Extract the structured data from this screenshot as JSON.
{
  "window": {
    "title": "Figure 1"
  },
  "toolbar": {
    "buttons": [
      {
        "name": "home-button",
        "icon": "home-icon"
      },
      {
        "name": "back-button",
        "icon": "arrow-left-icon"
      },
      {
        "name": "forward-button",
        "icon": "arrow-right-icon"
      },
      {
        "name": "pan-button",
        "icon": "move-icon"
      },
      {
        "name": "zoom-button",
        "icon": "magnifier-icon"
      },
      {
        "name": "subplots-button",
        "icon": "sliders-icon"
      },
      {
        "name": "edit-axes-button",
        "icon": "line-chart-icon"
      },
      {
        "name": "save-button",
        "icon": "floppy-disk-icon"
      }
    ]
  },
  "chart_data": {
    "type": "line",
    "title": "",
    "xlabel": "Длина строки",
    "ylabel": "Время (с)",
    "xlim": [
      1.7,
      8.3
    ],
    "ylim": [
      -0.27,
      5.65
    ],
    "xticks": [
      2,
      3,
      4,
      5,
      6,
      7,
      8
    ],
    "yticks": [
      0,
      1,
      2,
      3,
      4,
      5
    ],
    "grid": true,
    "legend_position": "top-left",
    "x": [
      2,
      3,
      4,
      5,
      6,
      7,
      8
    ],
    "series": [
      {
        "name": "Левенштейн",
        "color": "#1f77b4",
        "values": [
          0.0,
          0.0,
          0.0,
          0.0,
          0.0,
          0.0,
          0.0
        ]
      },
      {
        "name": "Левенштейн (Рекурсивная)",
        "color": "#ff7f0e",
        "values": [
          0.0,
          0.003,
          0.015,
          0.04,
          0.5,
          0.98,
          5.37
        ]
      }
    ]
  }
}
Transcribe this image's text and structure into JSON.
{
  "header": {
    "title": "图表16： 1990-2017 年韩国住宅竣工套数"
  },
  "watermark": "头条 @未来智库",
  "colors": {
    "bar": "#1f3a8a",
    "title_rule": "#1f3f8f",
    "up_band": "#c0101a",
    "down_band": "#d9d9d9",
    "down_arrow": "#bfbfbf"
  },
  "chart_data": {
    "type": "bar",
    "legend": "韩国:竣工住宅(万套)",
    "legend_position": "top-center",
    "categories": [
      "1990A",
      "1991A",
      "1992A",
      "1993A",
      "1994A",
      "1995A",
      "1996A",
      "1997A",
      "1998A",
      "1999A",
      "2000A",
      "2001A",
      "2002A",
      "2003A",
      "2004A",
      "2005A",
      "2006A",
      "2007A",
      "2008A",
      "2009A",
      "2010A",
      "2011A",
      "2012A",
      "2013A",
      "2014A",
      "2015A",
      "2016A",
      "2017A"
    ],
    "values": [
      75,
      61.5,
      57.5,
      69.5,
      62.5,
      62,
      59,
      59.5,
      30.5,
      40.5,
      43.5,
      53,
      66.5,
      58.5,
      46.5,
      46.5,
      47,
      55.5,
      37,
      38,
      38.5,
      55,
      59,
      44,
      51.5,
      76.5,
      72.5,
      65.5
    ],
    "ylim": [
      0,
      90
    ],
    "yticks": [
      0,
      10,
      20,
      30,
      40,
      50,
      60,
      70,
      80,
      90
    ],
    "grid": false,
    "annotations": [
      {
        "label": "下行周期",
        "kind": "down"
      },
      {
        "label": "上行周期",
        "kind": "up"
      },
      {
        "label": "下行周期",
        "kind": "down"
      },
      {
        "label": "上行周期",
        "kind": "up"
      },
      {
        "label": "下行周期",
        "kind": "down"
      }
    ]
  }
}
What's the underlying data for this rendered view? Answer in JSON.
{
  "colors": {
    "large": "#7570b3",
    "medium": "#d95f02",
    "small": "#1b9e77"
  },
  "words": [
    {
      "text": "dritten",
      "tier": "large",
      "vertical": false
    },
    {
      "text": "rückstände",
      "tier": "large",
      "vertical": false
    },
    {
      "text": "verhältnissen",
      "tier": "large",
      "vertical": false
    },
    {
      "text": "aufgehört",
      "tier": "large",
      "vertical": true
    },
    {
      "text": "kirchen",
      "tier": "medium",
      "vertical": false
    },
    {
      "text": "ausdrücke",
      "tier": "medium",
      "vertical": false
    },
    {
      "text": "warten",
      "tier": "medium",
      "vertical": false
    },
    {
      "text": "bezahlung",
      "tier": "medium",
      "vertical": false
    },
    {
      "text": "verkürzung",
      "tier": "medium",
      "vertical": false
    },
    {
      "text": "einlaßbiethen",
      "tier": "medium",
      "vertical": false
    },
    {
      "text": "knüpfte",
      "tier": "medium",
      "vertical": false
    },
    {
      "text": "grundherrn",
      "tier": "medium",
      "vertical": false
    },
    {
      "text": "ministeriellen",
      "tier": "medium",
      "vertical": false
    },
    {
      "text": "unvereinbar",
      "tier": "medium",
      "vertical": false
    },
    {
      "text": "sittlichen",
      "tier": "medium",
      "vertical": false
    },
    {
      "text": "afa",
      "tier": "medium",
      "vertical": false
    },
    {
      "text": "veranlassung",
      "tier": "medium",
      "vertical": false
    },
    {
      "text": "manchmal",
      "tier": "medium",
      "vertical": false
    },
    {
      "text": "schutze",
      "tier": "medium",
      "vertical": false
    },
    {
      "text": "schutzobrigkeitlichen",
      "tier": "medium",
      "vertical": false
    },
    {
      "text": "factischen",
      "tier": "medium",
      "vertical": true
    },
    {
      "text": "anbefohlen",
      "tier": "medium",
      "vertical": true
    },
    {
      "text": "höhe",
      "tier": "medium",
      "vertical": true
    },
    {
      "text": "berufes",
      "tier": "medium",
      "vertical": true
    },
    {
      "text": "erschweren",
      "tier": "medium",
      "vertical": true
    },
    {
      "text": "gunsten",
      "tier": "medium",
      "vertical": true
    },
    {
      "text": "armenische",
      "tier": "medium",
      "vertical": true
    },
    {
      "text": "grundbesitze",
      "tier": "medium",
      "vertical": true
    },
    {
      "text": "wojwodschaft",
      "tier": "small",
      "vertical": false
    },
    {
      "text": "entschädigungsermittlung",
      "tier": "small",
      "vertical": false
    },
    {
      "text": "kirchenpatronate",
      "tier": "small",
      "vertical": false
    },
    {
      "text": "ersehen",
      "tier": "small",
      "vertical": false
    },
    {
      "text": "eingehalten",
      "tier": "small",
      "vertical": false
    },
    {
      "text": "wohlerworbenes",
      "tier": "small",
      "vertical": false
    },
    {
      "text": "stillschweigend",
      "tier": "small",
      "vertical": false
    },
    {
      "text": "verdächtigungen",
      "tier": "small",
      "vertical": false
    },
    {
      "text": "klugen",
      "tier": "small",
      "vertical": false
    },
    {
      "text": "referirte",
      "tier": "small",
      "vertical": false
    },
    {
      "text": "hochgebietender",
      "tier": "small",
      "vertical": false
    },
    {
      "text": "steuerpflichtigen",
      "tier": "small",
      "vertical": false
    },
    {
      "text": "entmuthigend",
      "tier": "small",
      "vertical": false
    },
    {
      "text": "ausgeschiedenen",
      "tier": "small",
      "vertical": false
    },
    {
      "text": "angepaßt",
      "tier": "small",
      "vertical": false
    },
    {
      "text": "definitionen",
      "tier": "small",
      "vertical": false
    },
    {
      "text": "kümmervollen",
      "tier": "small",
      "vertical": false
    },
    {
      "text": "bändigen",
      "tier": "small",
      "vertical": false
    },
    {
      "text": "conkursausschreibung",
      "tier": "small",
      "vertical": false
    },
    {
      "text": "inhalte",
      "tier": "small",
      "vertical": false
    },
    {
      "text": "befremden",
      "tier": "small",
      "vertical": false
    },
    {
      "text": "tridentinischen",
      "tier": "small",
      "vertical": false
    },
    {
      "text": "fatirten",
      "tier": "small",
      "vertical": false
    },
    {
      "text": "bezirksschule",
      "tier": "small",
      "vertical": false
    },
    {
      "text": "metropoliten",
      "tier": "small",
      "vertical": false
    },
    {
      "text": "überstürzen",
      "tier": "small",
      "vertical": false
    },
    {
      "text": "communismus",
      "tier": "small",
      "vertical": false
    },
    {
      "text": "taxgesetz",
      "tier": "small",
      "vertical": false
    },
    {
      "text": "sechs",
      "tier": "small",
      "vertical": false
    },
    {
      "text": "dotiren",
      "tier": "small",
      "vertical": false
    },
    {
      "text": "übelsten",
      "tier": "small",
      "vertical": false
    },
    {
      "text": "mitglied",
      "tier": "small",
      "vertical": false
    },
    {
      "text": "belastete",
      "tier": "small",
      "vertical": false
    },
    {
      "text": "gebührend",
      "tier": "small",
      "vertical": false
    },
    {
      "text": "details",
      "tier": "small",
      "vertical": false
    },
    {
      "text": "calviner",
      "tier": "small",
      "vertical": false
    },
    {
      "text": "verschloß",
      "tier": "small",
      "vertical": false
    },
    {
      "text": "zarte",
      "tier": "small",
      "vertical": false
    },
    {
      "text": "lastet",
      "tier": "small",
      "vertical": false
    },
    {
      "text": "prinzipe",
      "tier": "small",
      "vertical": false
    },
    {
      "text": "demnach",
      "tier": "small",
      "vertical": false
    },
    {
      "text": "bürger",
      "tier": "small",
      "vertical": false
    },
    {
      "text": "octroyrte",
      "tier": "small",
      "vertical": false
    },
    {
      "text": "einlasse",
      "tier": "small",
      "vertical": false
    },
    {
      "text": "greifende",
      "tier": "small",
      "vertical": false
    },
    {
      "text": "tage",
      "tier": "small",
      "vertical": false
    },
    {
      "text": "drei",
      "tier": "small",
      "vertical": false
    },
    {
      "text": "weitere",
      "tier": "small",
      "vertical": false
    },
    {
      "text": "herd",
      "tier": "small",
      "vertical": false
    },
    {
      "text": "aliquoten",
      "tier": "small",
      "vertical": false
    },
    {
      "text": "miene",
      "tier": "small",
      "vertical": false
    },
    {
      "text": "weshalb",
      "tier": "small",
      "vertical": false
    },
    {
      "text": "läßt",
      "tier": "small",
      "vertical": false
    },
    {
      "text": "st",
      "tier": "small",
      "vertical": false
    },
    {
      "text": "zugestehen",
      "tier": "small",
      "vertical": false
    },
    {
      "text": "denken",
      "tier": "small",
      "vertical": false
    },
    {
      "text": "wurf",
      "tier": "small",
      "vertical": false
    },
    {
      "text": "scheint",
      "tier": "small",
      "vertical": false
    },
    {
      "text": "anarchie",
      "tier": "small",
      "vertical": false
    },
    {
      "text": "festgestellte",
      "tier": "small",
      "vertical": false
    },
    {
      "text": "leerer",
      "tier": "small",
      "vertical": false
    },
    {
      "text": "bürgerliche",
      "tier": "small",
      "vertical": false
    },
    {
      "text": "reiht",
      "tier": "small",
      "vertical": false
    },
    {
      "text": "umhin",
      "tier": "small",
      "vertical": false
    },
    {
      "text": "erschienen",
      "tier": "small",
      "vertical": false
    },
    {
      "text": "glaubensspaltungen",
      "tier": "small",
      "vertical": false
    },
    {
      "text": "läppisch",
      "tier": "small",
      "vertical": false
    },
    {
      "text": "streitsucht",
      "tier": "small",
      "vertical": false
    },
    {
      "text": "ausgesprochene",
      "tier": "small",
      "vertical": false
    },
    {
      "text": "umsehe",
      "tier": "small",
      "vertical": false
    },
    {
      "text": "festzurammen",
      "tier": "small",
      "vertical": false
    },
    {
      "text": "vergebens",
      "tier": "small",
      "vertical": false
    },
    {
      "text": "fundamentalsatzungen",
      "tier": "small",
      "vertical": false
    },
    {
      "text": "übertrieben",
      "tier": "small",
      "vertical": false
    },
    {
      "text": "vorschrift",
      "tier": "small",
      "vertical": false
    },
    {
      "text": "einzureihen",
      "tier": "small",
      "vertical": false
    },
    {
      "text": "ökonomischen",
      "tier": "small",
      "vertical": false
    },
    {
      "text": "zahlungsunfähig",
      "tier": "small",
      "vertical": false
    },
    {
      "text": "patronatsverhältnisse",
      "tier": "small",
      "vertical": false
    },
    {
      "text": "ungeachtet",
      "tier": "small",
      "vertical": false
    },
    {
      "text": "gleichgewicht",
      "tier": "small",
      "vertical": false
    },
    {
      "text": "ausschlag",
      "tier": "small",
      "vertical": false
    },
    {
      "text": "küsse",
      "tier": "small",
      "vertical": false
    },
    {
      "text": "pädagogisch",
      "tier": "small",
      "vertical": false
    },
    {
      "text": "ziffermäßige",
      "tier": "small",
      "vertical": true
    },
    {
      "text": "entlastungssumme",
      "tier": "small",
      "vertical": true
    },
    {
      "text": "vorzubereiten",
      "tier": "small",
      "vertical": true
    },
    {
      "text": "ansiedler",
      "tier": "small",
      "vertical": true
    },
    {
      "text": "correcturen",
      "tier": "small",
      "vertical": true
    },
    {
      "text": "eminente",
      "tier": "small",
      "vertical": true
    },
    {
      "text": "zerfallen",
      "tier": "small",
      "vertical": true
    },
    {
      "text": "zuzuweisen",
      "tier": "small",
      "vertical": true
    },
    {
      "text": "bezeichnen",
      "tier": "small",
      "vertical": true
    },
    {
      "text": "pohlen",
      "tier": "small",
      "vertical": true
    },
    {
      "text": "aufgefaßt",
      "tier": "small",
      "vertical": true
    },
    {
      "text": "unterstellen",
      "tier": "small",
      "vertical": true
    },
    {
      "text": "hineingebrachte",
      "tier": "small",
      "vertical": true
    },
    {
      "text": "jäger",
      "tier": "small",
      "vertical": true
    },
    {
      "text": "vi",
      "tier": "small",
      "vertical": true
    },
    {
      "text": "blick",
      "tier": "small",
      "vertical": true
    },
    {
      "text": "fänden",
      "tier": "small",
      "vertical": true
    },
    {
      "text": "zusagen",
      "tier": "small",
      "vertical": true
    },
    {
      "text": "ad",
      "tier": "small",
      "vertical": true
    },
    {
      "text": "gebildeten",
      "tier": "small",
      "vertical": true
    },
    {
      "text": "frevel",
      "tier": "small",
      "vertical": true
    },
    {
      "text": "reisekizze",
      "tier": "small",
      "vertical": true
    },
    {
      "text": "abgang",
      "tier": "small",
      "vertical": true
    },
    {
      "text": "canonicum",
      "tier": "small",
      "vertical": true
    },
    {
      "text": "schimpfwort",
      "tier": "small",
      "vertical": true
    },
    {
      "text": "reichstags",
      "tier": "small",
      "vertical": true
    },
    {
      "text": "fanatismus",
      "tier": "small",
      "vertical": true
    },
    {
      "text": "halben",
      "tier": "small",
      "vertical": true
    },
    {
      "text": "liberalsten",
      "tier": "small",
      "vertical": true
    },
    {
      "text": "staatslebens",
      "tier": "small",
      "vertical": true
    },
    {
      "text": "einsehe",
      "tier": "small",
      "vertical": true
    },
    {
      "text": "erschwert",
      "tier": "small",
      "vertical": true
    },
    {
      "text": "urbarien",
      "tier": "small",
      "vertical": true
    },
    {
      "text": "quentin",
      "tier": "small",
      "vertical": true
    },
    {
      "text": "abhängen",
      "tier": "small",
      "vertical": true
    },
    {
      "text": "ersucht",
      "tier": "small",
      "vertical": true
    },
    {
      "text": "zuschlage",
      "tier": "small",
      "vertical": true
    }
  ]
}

Aim of the task: Search the data for "icon" and list every line in which it occurs.

Correct answer:
        "icon": "home-icon"
        "icon": "arrow-left-icon"
        "icon": "arrow-right-icon"
        "icon": "move-icon"
        "icon": "magnifier-icon"
        "icon": "sliders-icon"
        "icon": "line-chart-icon"
        "icon": "floppy-disk-icon"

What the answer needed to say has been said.